__RECORDS__.
________________

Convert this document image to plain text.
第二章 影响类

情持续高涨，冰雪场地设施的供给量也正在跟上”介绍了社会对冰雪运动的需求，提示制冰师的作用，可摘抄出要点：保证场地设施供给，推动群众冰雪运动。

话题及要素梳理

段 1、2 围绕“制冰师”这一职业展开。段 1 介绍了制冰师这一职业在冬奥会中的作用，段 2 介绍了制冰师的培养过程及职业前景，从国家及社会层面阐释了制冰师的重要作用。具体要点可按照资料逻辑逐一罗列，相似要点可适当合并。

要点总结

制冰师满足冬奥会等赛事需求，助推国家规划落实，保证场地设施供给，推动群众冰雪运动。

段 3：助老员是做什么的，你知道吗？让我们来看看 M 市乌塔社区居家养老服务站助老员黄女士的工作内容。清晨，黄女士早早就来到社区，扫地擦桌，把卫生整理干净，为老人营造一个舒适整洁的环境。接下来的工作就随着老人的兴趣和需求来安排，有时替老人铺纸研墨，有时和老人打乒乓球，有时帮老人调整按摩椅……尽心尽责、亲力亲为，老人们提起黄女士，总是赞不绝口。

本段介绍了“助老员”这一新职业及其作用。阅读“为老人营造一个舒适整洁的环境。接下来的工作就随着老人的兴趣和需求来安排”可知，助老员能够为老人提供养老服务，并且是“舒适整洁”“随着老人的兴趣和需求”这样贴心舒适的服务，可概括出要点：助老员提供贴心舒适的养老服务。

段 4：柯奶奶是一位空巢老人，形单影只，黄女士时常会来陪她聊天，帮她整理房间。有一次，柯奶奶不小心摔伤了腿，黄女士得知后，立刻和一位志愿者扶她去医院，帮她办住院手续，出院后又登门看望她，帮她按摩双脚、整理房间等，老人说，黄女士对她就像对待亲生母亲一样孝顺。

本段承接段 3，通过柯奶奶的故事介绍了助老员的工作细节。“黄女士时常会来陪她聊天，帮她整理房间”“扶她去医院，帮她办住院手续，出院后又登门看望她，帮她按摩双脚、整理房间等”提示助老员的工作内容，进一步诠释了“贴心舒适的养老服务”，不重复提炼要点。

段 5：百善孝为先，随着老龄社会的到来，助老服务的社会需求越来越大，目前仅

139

________________

__WRITTEN INSTRUCTION__.
Repeat the records above exactly as they appear.

__RESPONSE TO THIS TASK__.
Convert this document image to plain text.
第二章 影响类

情持续高涨，冰雪场地设施的供给量也正在跟上”介绍了社会对冰雪运动的需求，提示制冰师的作用，可摘抄出要点：保证场地设施供给，推动群众冰雪运动。

话题及要素梳理

段 1、2 围绕“制冰师”这一职业展开。段 1 介绍了制冰师这一职业在冬奥会中的作用，段 2 介绍了制冰师的培养过程及职业前景，从国家及社会层面阐释了制冰师的重要作用。具体要点可按照资料逻辑逐一罗列，相似要点可适当合并。

要点总结

制冰师满足冬奥会等赛事需求，助推国家规划落实，保证场地设施供给，推动群众冰雪运动。

段 3：助老员是做什么的，你知道吗？让我们来看看 M 市乌塔社区居家养老服务站助老员黄女士的工作内容。清晨，黄女士早早就来到社区，扫地擦桌，把卫生整理干净，为老人营造一个舒适整洁的环境。接下来的工作就随着老人的兴趣和需求来安排，有时替老人铺纸研墨，有时和老人打乒乓球，有时帮老人调整按摩椅……尽心尽责、亲力亲为，老人们提起黄女士，总是赞不绝口。

本段介绍了“助老员”这一新职业及其作用。阅读“为老人营造一个舒适整洁的环境。接下来的工作就随着老人的兴趣和需求来安排”可知，助老员能够为老人提供养老服务，并且是“舒适整洁”“随着老人的兴趣和需求”这样贴心舒适的服务，可概括出要点：助老员提供贴心舒适的养老服务。

段 4：柯奶奶是一位空巢老人，形单影只，黄女士时常会来陪她聊天，帮她整理房间。有一次，柯奶奶不小心摔伤了腿，黄女士得知后，立刻和一位志愿者扶她去医院，帮她办住院手续，出院后又登门看望她，帮她按摩双脚、整理房间等，老人说，黄女士对她就像对待亲生母亲一样孝顺。

本段承接段 3，通过柯奶奶的故事介绍了助老员的工作细节。“黄女士时常会来陪她聊天，帮她整理房间”“扶她去医院，帮她办住院手续，出院后又登门看望她，帮她按摩双脚、整理房间等”提示助老员的工作内容，进一步诠释了“贴心舒适的养老服务”，不重复提炼要点。

段 5：百善孝为先，随着老龄社会的到来，助老服务的社会需求越来越大，目前仅

139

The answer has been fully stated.